### EXERCISE INSTRUCTIONS
Where a line in the listing below contains the word "久久为功", copy that line.

### DATA LISTING
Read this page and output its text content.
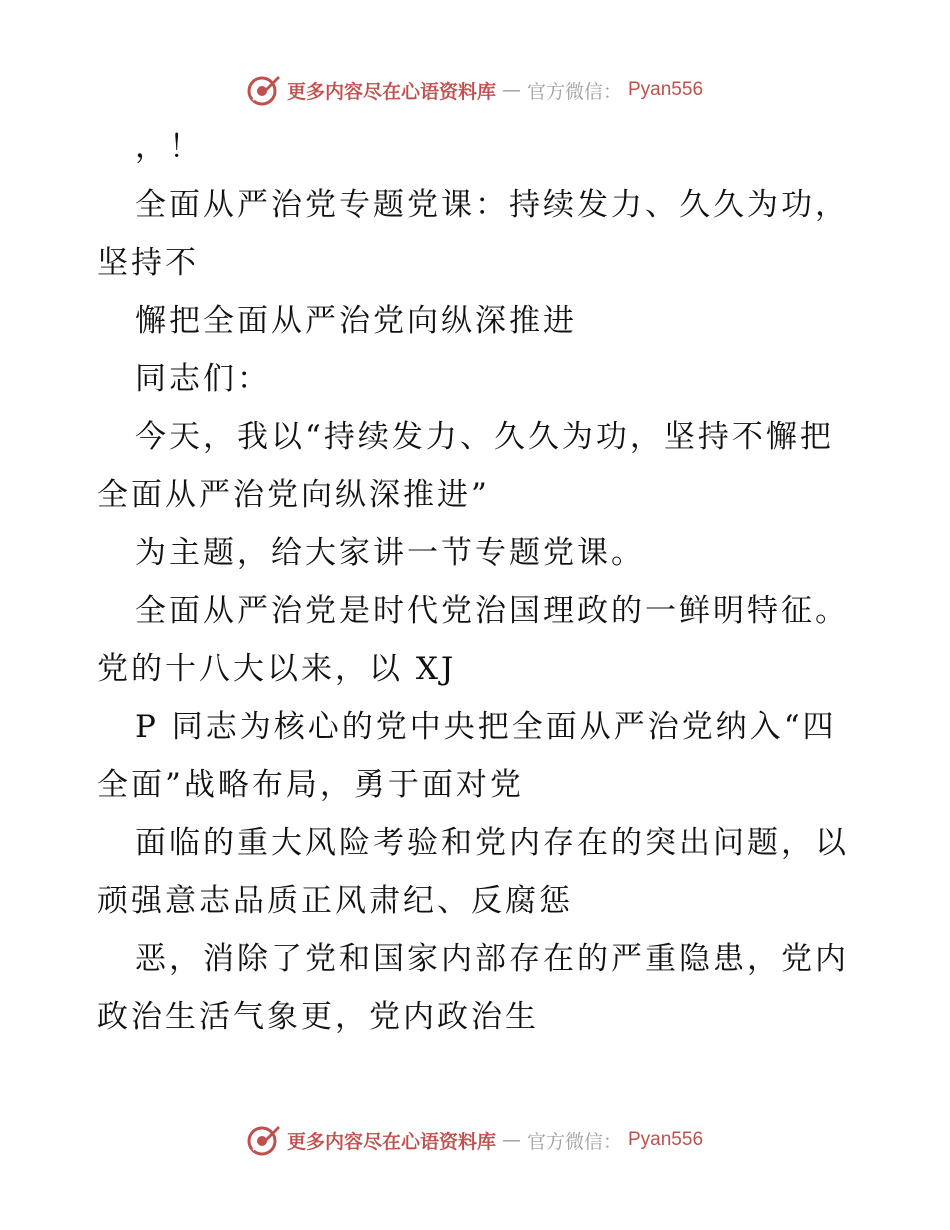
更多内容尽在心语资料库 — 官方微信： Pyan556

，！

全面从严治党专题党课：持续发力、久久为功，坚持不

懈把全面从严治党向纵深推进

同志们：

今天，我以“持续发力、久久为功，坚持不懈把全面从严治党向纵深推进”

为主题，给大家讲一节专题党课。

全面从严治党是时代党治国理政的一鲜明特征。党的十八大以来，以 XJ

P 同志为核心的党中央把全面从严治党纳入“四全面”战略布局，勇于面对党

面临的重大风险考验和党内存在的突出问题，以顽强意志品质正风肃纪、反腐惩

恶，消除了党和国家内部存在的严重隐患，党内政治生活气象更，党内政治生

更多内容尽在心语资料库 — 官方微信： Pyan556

### FINAL ANSWER
全面从严治党专题党课：持续发力、久久为功，坚持不
今天，我以“持续发力、久久为功，坚持不懈把全面从严治党向纵深推进”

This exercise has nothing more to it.